[Dataset entries]

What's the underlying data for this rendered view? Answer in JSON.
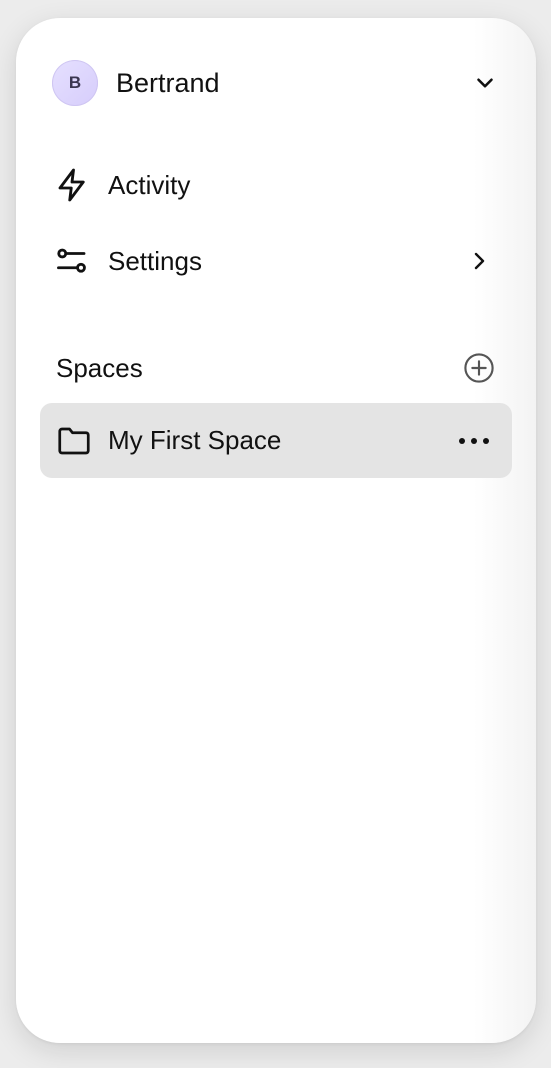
{
  "account": {
    "avatar_initial": "B",
    "name": "Bertrand",
    "menu_icon": "chevron-down-icon"
  },
  "nav": {
    "items": [
      {
        "label": "Activity",
        "icon": "bolt-icon"
      },
      {
        "label": "Settings",
        "icon": "sliders-icon",
        "trailing_icon": "chevron-right-icon"
      }
    ]
  },
  "spaces": {
    "title": "Spaces",
    "add_icon": "plus-circle-icon",
    "items": [
      {
        "label": "My First Space",
        "icon": "folder-icon",
        "menu_icon": "more-horizontal-icon"
      }
    ]
  },
  "colors": {
    "selected_bg": "#e4e4e4",
    "avatar_bg": "#ded6fb",
    "text": "#111111"
  }
}
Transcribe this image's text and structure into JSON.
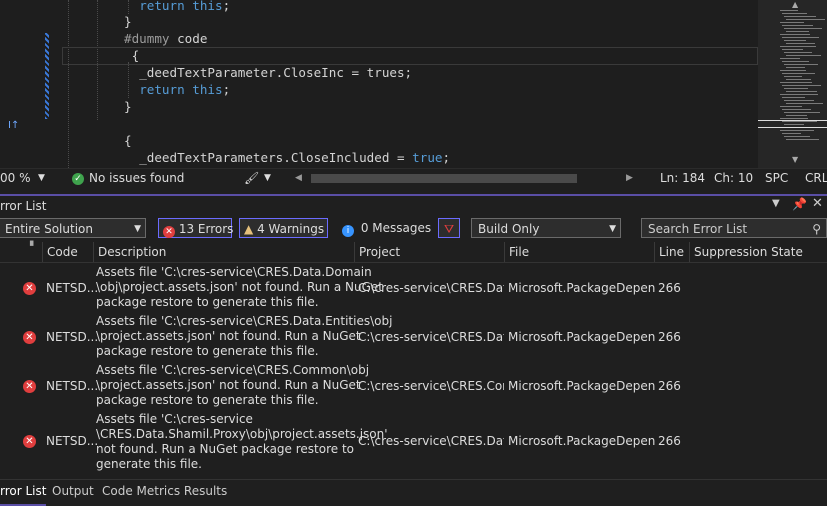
{
  "editor": {
    "lines": [
      {
        "indent": "                ",
        "parts": [
          {
            "t": "return ",
            "c": "kw"
          },
          {
            "t": "this",
            "c": "kw"
          },
          {
            "t": ";",
            "c": ""
          }
        ]
      },
      {
        "indent": "            ",
        "parts": [
          {
            "t": "}",
            "c": ""
          }
        ]
      },
      {
        "indent": "            ",
        "parts": [
          {
            "t": "#dummy ",
            "c": "pre"
          },
          {
            "t": "code",
            "c": ""
          }
        ]
      },
      {
        "indent": "              ",
        "parts": [
          {
            "t": "{",
            "c": ""
          }
        ]
      },
      {
        "indent": "                ",
        "parts": [
          {
            "t": "_deedTextParameter.CloseInc = trues;",
            "c": ""
          }
        ]
      },
      {
        "indent": "                ",
        "parts": [
          {
            "t": "return ",
            "c": "kw"
          },
          {
            "t": "this",
            "c": "kw"
          },
          {
            "t": ";",
            "c": ""
          }
        ]
      },
      {
        "indent": "            ",
        "parts": [
          {
            "t": "}",
            "c": ""
          }
        ]
      },
      {
        "indent": "",
        "parts": []
      },
      {
        "indent": "            ",
        "parts": [
          {
            "t": "{",
            "c": ""
          }
        ]
      },
      {
        "indent": "                ",
        "parts": [
          {
            "t": "_deedTextParameters.CloseIncluded = ",
            "c": ""
          },
          {
            "t": "true",
            "c": "kw"
          },
          {
            "t": ";",
            "c": ""
          }
        ]
      }
    ]
  },
  "status": {
    "zoom": "00 %",
    "issues": "No issues found",
    "ln": "Ln: 184",
    "ch": "Ch: 10",
    "spc": "SPC",
    "eol": "CRLF"
  },
  "panel": {
    "title": "rror List",
    "scope": "Entire Solution",
    "errors": "13 Errors",
    "warnings": "4 Warnings",
    "messages": "0 Messages",
    "build": "Build Only",
    "search_placeholder": "Search Error List"
  },
  "columns": [
    "Code",
    "Description",
    "Project",
    "File",
    "Line",
    "Suppression State"
  ],
  "rows": [
    {
      "code": "NETSD...",
      "desc": "Assets file 'C:\\cres-service\\CRES.Data.Domain\n\\obj\\project.assets.json' not found. Run a NuGet\npackage restore to generate this file.",
      "project": "C:\\cres-service\\CRES.Data...",
      "file": "Microsoft.PackageDepend...",
      "line": "266"
    },
    {
      "code": "NETSD...",
      "desc": "Assets file 'C:\\cres-service\\CRES.Data.Entities\\obj\n\\project.assets.json' not found. Run a NuGet\npackage restore to generate this file.",
      "project": "C:\\cres-service\\CRES.Data...",
      "file": "Microsoft.PackageDepend...",
      "line": "266"
    },
    {
      "code": "NETSD...",
      "desc": "Assets file 'C:\\cres-service\\CRES.Common\\obj\n\\project.assets.json' not found. Run a NuGet\npackage restore to generate this file.",
      "project": "C:\\cres-service\\CRES.Com...",
      "file": "Microsoft.PackageDepend...",
      "line": "266"
    },
    {
      "code": "NETSD...",
      "desc": "Assets file 'C:\\cres-service\n\\CRES.Data.Shamil.Proxy\\obj\\project.assets.json'\nnot found. Run a NuGet package restore to\ngenerate this file.",
      "project": "C:\\cres-service\\CRES.Data...",
      "file": "Microsoft.PackageDepend...",
      "line": "266"
    }
  ],
  "bottom_tabs": [
    "rror List",
    "Output",
    "Code Metrics Results"
  ],
  "colors": {
    "accent": "#5a4ea6",
    "error": "#e03e3e",
    "warning": "#e5c07b",
    "info": "#3794ff"
  }
}
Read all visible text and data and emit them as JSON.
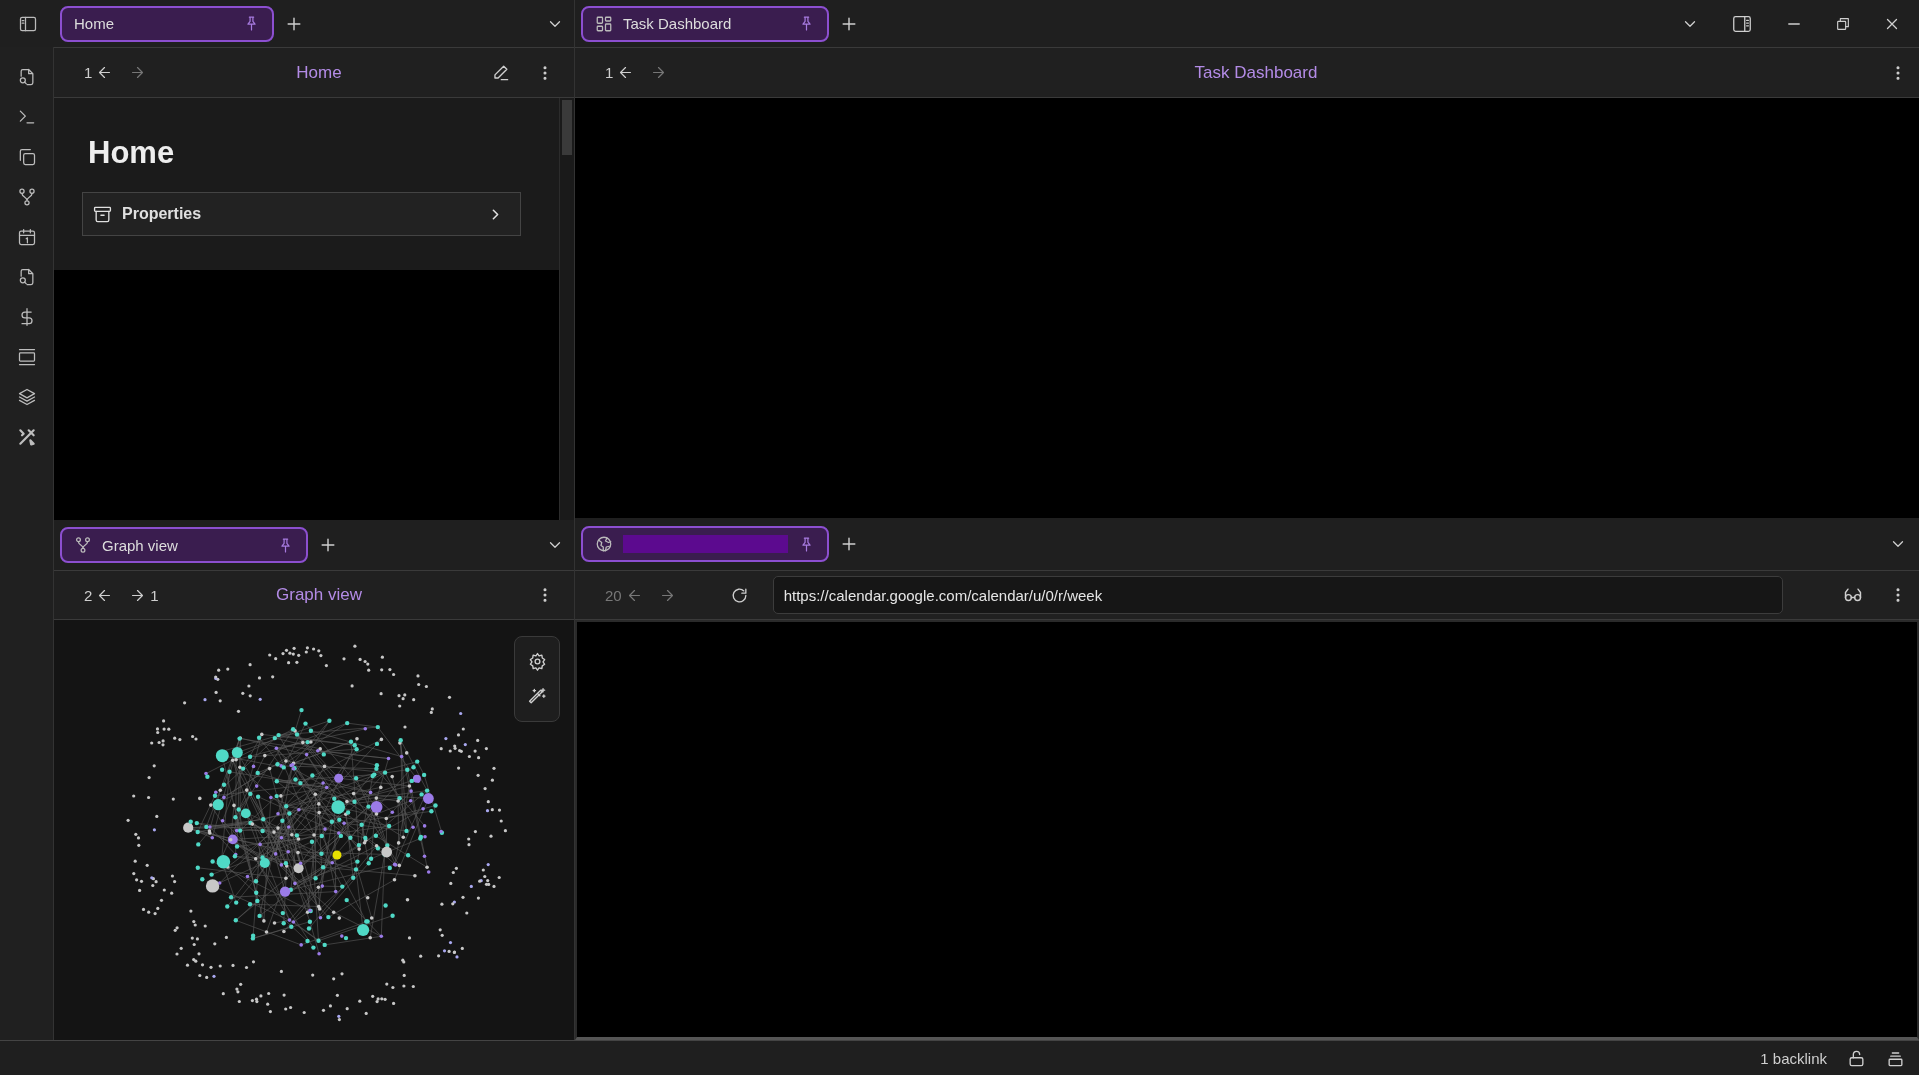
{
  "top_tabs_left": [
    {
      "title": "Home",
      "selected": true
    }
  ],
  "top_tabs_right": [
    {
      "title": "Task Dashboard",
      "selected": true
    }
  ],
  "home_pane": {
    "back_count": "1",
    "title": "Home",
    "note_title": "Home",
    "properties_label": "Properties"
  },
  "dashboard_pane": {
    "back_count": "1",
    "title": "Task Dashboard"
  },
  "graph_tabs": [
    {
      "title": "Graph view",
      "selected": true
    }
  ],
  "graph_pane": {
    "back_count": "2",
    "forward_count": "1",
    "title": "Graph view"
  },
  "web_tabs": [
    {
      "selected": true
    }
  ],
  "web_pane": {
    "back_count": "20",
    "url": "https://calendar.google.com/calendar/u/0/r/week"
  },
  "status_bar": {
    "backlinks": "1 backlink"
  }
}
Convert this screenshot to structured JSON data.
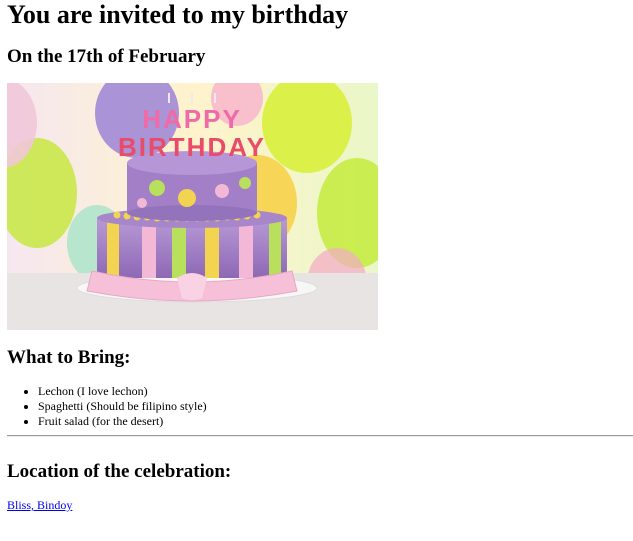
{
  "page": {
    "title": "You are invited to my birthday",
    "date_heading": "On the 17th of February",
    "image": {
      "icon": "birthday-cake-photo",
      "cake_text_line1": "HAPPY",
      "cake_text_line2": "BIRTHDAY"
    },
    "bring": {
      "heading": "What to Bring:",
      "items": [
        "Lechon (I love lechon)",
        "Spaghetti (Should be filipino style)",
        "Fruit salad (for the desert)"
      ]
    },
    "location": {
      "heading": "Location of the celebration:",
      "link_text": "Bliss, Bindoy"
    },
    "colors": {
      "link": "#0000ee",
      "rule": "#9a9a9a"
    }
  }
}
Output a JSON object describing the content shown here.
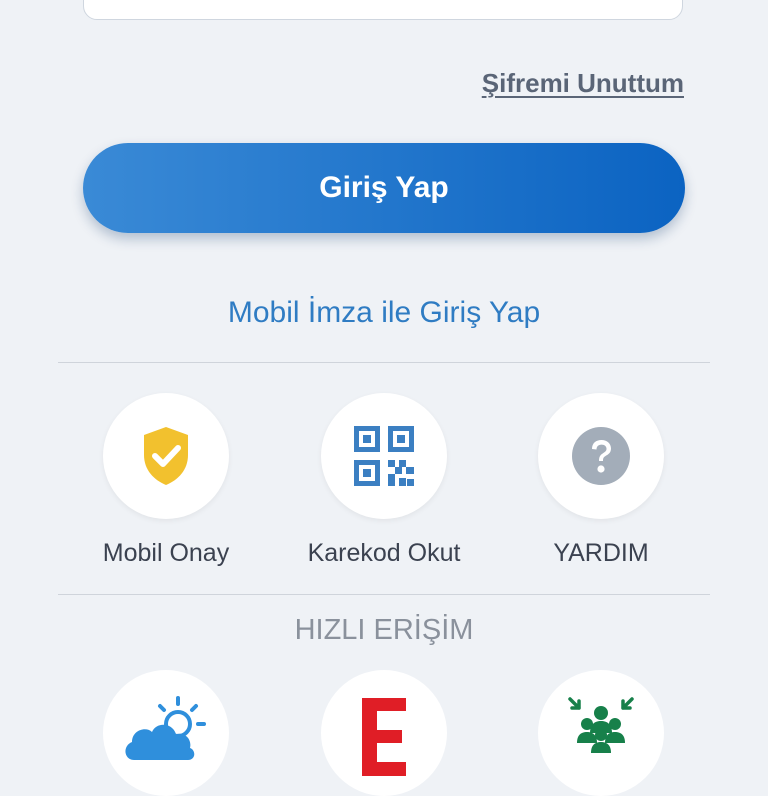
{
  "login": {
    "forgot_password": "Şifremi Unuttum",
    "submit_label": "Giriş Yap",
    "mobile_signature_label": "Mobil İmza ile Giriş Yap"
  },
  "actions": [
    {
      "label": "Mobil Onay",
      "icon": "shield-check-icon"
    },
    {
      "label": "Karekod Okut",
      "icon": "qr-code-icon"
    },
    {
      "label": "YARDIM",
      "icon": "question-circle-icon"
    }
  ],
  "quick_access": {
    "title": "HIZLI ERİŞİM",
    "items": [
      {
        "icon": "weather-icon"
      },
      {
        "icon": "e-letter-icon",
        "glyph": "E"
      },
      {
        "icon": "people-gathering-icon"
      }
    ]
  },
  "colors": {
    "primary_start": "#3a8ad6",
    "primary_end": "#0b63c2",
    "link": "#2f7cc3",
    "shield": "#f2c12e",
    "qr": "#3b7fc2",
    "help": "#a3adb9",
    "e_letter": "#e01e26",
    "gathering": "#17804a",
    "background": "#eff2f6"
  }
}
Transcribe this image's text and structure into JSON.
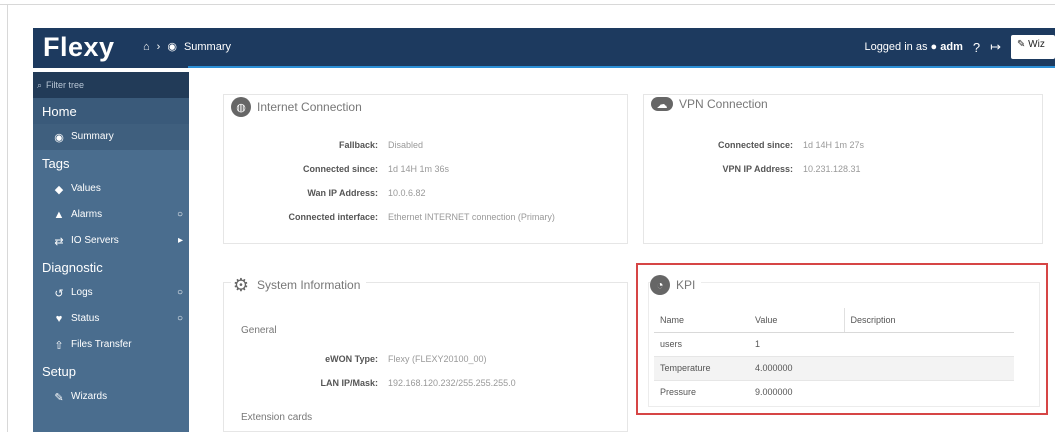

* [TO BE DONE]
Check each line of the records above for the string "Task", and report every line that has it.

* [ANSWER FOR THIS EXERCISE]
      "title": "Task Dashboard",
    "title": "Task Dashboard"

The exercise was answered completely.